What to do:
Show each line that has the string "includes" in it.

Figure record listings
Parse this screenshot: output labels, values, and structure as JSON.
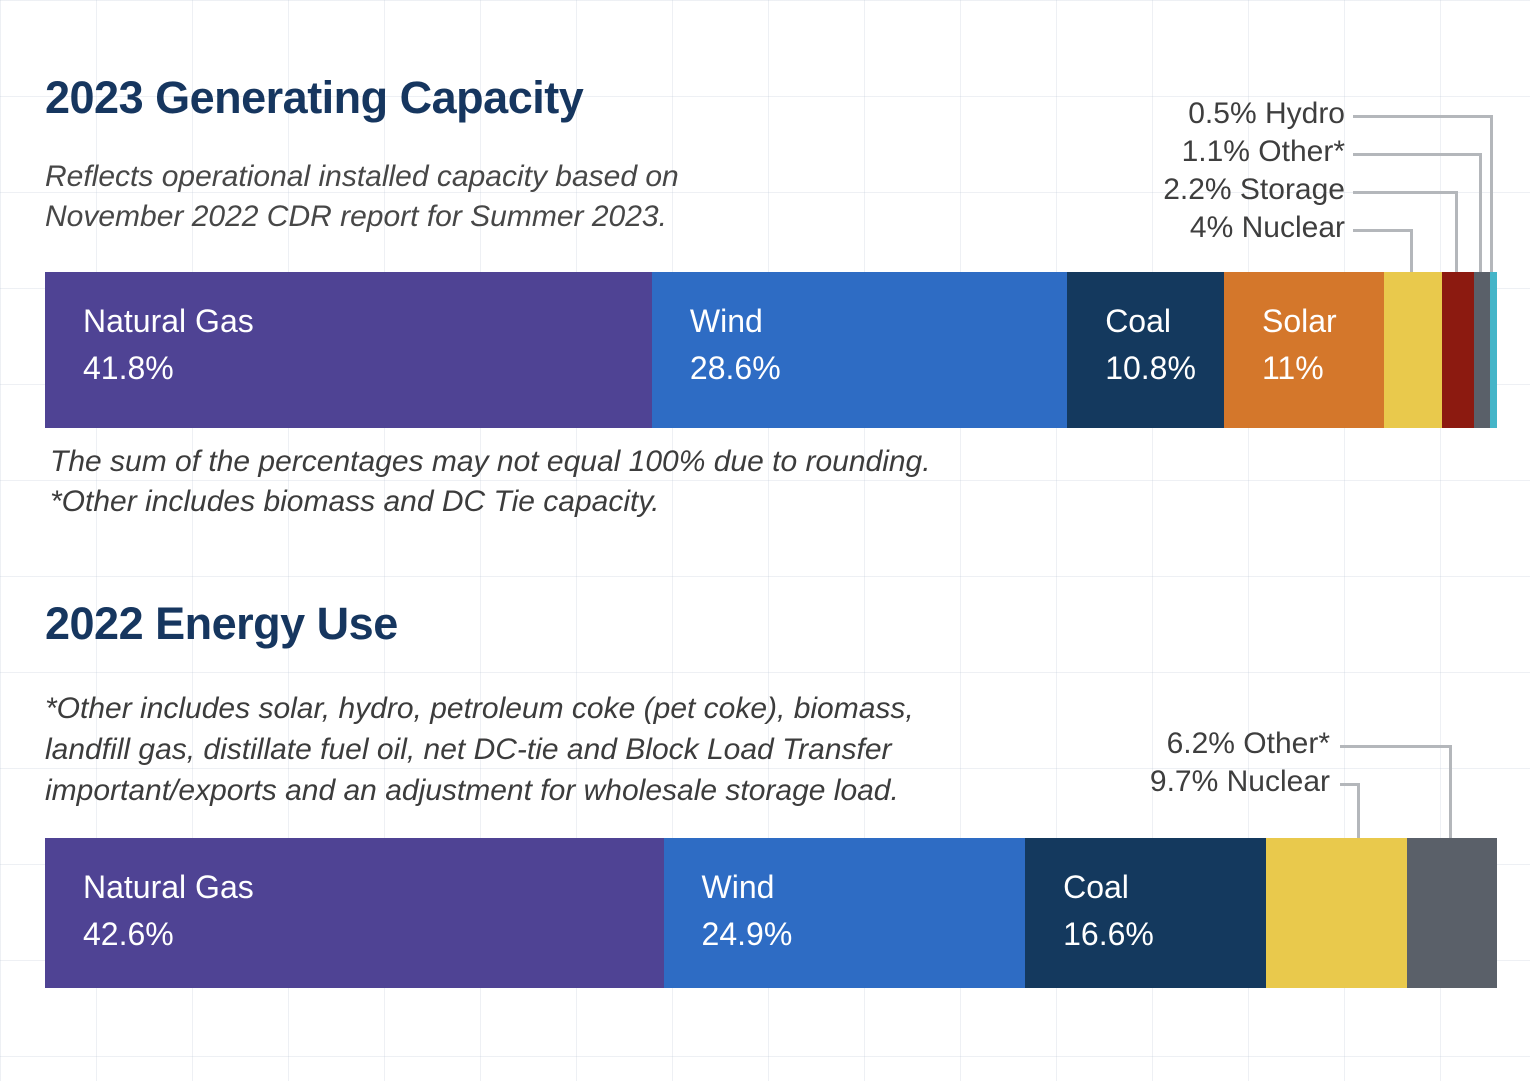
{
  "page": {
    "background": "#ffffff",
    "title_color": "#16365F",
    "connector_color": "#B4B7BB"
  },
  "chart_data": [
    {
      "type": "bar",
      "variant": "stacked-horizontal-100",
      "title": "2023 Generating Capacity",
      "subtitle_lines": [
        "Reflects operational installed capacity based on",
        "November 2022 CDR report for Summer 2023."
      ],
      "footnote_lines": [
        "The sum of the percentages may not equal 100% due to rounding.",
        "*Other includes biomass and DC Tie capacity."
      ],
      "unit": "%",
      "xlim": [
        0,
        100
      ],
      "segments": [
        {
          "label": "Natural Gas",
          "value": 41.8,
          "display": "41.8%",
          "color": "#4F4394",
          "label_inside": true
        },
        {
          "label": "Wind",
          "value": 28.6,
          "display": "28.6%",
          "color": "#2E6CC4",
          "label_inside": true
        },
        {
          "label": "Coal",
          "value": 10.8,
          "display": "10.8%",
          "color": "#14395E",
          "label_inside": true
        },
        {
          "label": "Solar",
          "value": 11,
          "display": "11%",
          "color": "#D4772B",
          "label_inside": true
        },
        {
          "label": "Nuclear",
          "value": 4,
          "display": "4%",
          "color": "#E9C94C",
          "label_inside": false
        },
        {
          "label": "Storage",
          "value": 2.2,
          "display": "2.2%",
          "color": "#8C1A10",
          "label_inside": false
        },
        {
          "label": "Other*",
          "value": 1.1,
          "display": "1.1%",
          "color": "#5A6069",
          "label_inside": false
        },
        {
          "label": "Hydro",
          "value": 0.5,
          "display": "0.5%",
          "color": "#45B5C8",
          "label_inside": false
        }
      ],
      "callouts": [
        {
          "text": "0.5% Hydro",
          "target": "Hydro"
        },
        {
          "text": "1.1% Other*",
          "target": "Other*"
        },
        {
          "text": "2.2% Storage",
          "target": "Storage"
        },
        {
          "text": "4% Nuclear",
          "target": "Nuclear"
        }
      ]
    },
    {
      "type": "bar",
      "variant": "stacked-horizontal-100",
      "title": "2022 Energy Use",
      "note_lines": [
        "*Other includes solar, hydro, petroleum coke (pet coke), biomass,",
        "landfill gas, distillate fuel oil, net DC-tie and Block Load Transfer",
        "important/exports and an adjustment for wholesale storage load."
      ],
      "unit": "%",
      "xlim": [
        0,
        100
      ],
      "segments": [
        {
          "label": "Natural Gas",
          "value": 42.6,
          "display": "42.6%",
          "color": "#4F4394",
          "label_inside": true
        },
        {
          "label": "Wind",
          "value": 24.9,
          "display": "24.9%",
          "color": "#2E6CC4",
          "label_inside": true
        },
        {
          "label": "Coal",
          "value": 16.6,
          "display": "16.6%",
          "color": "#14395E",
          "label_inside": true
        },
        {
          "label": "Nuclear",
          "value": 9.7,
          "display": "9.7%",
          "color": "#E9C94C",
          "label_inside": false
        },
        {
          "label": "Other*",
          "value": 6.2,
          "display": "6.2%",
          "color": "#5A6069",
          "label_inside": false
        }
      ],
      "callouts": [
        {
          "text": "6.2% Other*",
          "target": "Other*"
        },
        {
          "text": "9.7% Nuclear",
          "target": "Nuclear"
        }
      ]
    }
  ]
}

Answer to this exercise:
        "*Other includes biomass and DC Tie capacity."
        "*Other includes solar, hydro, petroleum coke (pet coke), biomass,",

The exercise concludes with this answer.